Records from a data source
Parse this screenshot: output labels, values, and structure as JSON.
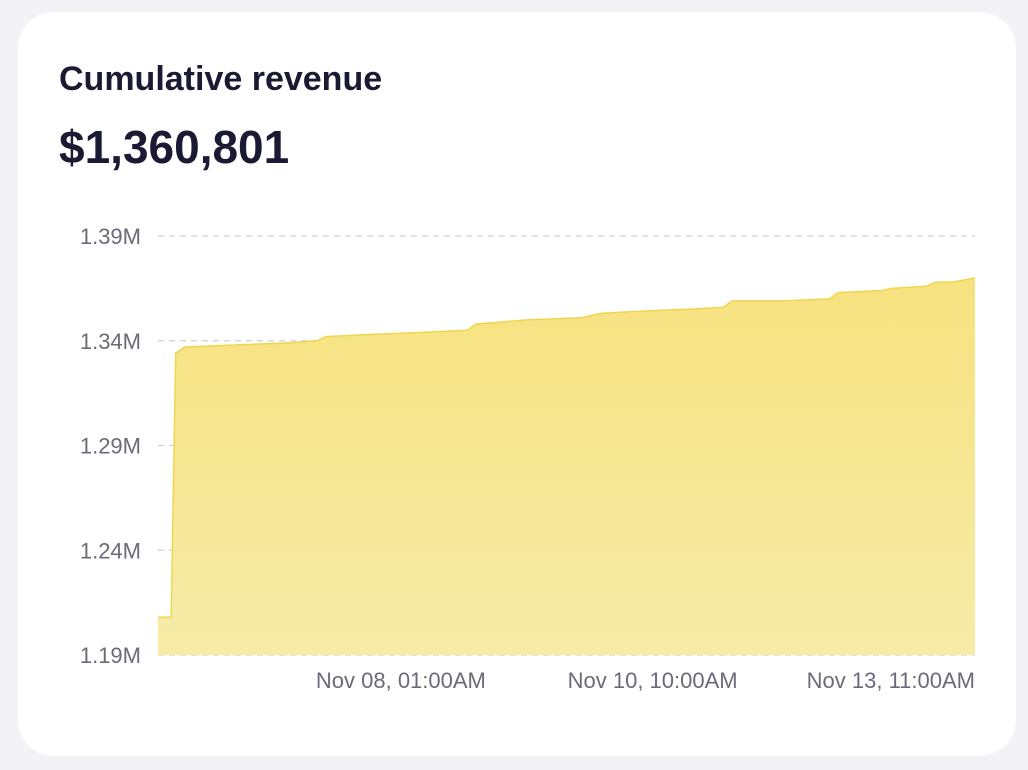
{
  "card": {
    "title": "Cumulative revenue",
    "value": "$1,360,801"
  },
  "colors": {
    "area_fill_top": "#f7e27f",
    "area_fill_bottom": "#f6eca8",
    "line": "#efd64f",
    "grid": "#cfcfd6",
    "text": "#1a1a33",
    "tick_text": "#6b6b78"
  },
  "chart_data": {
    "type": "area",
    "title": "",
    "xlabel": "",
    "ylabel": "",
    "ylim": [
      1190000,
      1390000
    ],
    "grid": "horizontal dashed",
    "y_ticks": [
      {
        "value": 1390000,
        "label": "1.39M"
      },
      {
        "value": 1340000,
        "label": "1.34M"
      },
      {
        "value": 1290000,
        "label": "1.29M"
      },
      {
        "value": 1240000,
        "label": "1.24M"
      },
      {
        "value": 1190000,
        "label": "1.19M"
      }
    ],
    "x_range": [
      "2023-11-05T18:00",
      "2023-11-13T11:00"
    ],
    "x_ticks": [
      {
        "value": "2023-11-08T01:00",
        "label": "Nov 08, 01:00AM"
      },
      {
        "value": "2023-11-10T10:00",
        "label": "Nov 10, 10:00AM"
      },
      {
        "value": "2023-11-13T11:00",
        "label": "Nov 13, 11:00AM"
      }
    ],
    "series": [
      {
        "points": [
          [
            "2023-11-05T18:00",
            1208000
          ],
          [
            "2023-11-05T21:00",
            1208000
          ],
          [
            "2023-11-05T22:00",
            1334000
          ],
          [
            "2023-11-06T00:00",
            1337000
          ],
          [
            "2023-11-06T12:00",
            1338000
          ],
          [
            "2023-11-07T00:00",
            1339000
          ],
          [
            "2023-11-07T06:00",
            1340000
          ],
          [
            "2023-11-07T08:00",
            1342000
          ],
          [
            "2023-11-07T18:00",
            1343000
          ],
          [
            "2023-11-08T06:00",
            1344000
          ],
          [
            "2023-11-08T16:00",
            1345000
          ],
          [
            "2023-11-08T18:00",
            1348000
          ],
          [
            "2023-11-09T06:00",
            1350000
          ],
          [
            "2023-11-09T18:00",
            1351000
          ],
          [
            "2023-11-09T22:00",
            1353000
          ],
          [
            "2023-11-10T06:00",
            1354000
          ],
          [
            "2023-11-10T18:00",
            1355000
          ],
          [
            "2023-11-11T02:00",
            1356000
          ],
          [
            "2023-11-11T04:00",
            1359000
          ],
          [
            "2023-11-11T16:00",
            1359000
          ],
          [
            "2023-11-12T02:00",
            1360000
          ],
          [
            "2023-11-12T04:00",
            1363000
          ],
          [
            "2023-11-12T14:00",
            1364000
          ],
          [
            "2023-11-12T16:00",
            1365000
          ],
          [
            "2023-11-13T00:00",
            1366000
          ],
          [
            "2023-11-13T02:00",
            1368000
          ],
          [
            "2023-11-13T06:00",
            1368000
          ],
          [
            "2023-11-13T11:00",
            1370000
          ]
        ]
      }
    ]
  }
}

Directive: Strip out the pictures and quote the remaining data word for word.

Answer to this exercise:
Parse this screenshot: output labels, values, and structure as JSON.
{
  "card": {
    "title": "Cumulative revenue",
    "value": "$1,360,801"
  },
  "colors": {
    "area_fill_top": "#f7e27f",
    "area_fill_bottom": "#f6eca8",
    "line": "#efd64f",
    "grid": "#cfcfd6",
    "text": "#1a1a33",
    "tick_text": "#6b6b78"
  },
  "chart_data": {
    "type": "area",
    "title": "",
    "xlabel": "",
    "ylabel": "",
    "ylim": [
      1190000,
      1390000
    ],
    "grid": "horizontal dashed",
    "y_ticks": [
      {
        "value": 1390000,
        "label": "1.39M"
      },
      {
        "value": 1340000,
        "label": "1.34M"
      },
      {
        "value": 1290000,
        "label": "1.29M"
      },
      {
        "value": 1240000,
        "label": "1.24M"
      },
      {
        "value": 1190000,
        "label": "1.19M"
      }
    ],
    "x_range": [
      "2023-11-05T18:00",
      "2023-11-13T11:00"
    ],
    "x_ticks": [
      {
        "value": "2023-11-08T01:00",
        "label": "Nov 08, 01:00AM"
      },
      {
        "value": "2023-11-10T10:00",
        "label": "Nov 10, 10:00AM"
      },
      {
        "value": "2023-11-13T11:00",
        "label": "Nov 13, 11:00AM"
      }
    ],
    "series": [
      {
        "points": [
          [
            "2023-11-05T18:00",
            1208000
          ],
          [
            "2023-11-05T21:00",
            1208000
          ],
          [
            "2023-11-05T22:00",
            1334000
          ],
          [
            "2023-11-06T00:00",
            1337000
          ],
          [
            "2023-11-06T12:00",
            1338000
          ],
          [
            "2023-11-07T00:00",
            1339000
          ],
          [
            "2023-11-07T06:00",
            1340000
          ],
          [
            "2023-11-07T08:00",
            1342000
          ],
          [
            "2023-11-07T18:00",
            1343000
          ],
          [
            "2023-11-08T06:00",
            1344000
          ],
          [
            "2023-11-08T16:00",
            1345000
          ],
          [
            "2023-11-08T18:00",
            1348000
          ],
          [
            "2023-11-09T06:00",
            1350000
          ],
          [
            "2023-11-09T18:00",
            1351000
          ],
          [
            "2023-11-09T22:00",
            1353000
          ],
          [
            "2023-11-10T06:00",
            1354000
          ],
          [
            "2023-11-10T18:00",
            1355000
          ],
          [
            "2023-11-11T02:00",
            1356000
          ],
          [
            "2023-11-11T04:00",
            1359000
          ],
          [
            "2023-11-11T16:00",
            1359000
          ],
          [
            "2023-11-12T02:00",
            1360000
          ],
          [
            "2023-11-12T04:00",
            1363000
          ],
          [
            "2023-11-12T14:00",
            1364000
          ],
          [
            "2023-11-12T16:00",
            1365000
          ],
          [
            "2023-11-13T00:00",
            1366000
          ],
          [
            "2023-11-13T02:00",
            1368000
          ],
          [
            "2023-11-13T06:00",
            1368000
          ],
          [
            "2023-11-13T11:00",
            1370000
          ]
        ]
      }
    ]
  }
}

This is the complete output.